Task brief
Your task is to copy every line of the entries that contains "определению".

Exercise data

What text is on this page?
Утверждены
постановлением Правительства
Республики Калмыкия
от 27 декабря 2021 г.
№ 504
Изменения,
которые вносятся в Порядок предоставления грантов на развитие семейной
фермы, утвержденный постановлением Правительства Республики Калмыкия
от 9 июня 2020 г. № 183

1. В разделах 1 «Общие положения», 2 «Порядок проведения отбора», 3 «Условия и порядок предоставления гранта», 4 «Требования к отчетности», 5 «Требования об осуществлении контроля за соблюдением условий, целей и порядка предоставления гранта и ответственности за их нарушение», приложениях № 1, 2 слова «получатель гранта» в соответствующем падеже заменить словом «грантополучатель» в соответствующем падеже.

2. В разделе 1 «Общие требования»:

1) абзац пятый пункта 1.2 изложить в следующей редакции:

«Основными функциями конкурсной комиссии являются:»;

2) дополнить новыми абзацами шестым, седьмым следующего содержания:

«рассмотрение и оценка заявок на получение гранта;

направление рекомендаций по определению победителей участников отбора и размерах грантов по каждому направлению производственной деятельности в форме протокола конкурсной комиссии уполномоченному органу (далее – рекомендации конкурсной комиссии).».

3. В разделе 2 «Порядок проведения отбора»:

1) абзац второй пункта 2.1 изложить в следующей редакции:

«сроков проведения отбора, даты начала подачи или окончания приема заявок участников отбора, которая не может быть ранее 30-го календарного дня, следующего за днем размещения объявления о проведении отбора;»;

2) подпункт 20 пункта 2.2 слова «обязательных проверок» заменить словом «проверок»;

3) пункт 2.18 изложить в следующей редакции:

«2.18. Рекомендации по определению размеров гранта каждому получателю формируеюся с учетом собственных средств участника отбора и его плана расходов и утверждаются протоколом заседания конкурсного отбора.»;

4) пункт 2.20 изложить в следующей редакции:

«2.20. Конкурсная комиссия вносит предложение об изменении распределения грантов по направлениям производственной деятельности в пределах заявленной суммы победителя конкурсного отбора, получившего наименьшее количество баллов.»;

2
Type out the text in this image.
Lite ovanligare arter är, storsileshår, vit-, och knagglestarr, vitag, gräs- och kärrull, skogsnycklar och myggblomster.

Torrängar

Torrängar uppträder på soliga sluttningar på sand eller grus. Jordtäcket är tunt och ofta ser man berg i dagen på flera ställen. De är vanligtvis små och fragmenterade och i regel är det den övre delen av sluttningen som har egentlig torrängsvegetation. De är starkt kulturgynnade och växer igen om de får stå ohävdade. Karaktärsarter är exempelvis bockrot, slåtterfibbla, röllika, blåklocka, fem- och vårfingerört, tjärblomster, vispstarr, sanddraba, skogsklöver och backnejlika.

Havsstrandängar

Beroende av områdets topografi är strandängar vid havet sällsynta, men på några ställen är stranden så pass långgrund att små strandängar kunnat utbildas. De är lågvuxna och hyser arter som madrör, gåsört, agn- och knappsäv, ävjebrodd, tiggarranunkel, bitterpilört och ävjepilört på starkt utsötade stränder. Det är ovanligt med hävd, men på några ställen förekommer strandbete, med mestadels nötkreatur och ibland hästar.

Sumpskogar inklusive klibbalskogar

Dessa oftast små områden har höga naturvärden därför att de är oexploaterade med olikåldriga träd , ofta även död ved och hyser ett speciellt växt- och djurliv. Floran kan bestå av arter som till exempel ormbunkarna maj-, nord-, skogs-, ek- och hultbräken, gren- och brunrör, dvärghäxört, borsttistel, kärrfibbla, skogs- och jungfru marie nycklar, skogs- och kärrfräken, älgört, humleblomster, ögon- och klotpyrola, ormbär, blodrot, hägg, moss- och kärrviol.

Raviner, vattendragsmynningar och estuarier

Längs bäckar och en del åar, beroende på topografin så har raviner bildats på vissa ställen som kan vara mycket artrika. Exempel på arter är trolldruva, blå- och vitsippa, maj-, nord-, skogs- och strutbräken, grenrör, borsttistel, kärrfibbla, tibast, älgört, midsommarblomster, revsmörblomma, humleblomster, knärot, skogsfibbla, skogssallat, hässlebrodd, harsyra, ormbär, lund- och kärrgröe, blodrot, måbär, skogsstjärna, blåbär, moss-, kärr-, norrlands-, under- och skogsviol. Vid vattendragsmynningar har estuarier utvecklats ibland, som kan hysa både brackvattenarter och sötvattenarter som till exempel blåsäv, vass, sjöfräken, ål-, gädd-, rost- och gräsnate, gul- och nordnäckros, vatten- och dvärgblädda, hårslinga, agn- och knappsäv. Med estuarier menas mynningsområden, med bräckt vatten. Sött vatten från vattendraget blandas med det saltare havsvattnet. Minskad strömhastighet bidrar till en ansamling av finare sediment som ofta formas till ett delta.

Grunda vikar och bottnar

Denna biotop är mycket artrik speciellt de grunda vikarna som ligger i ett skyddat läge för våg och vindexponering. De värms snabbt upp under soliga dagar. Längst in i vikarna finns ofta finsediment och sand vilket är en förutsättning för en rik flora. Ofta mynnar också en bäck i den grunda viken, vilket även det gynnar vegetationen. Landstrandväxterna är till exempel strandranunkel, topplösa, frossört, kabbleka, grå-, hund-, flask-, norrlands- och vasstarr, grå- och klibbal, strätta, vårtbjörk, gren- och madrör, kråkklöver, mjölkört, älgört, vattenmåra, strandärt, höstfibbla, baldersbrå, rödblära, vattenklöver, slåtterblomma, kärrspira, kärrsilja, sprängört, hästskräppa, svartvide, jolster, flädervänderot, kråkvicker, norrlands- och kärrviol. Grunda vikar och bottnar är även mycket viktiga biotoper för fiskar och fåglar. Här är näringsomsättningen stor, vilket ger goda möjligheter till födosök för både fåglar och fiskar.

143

Output of the exercise
направление рекомендаций по определению победителей участников отбора и размерах грантов по каждому направлению производственной деятельности в форме протокола конкурсной комиссии уполномоченному органу (далее – рекомендации конкурсной комиссии).».
«2.18. Рекомендации по определению размеров гранта каждому получателю формируеюся с учетом собственных средств участника отбора и его плана расходов и утверждаются протоколом заседания конкурсного отбора.»;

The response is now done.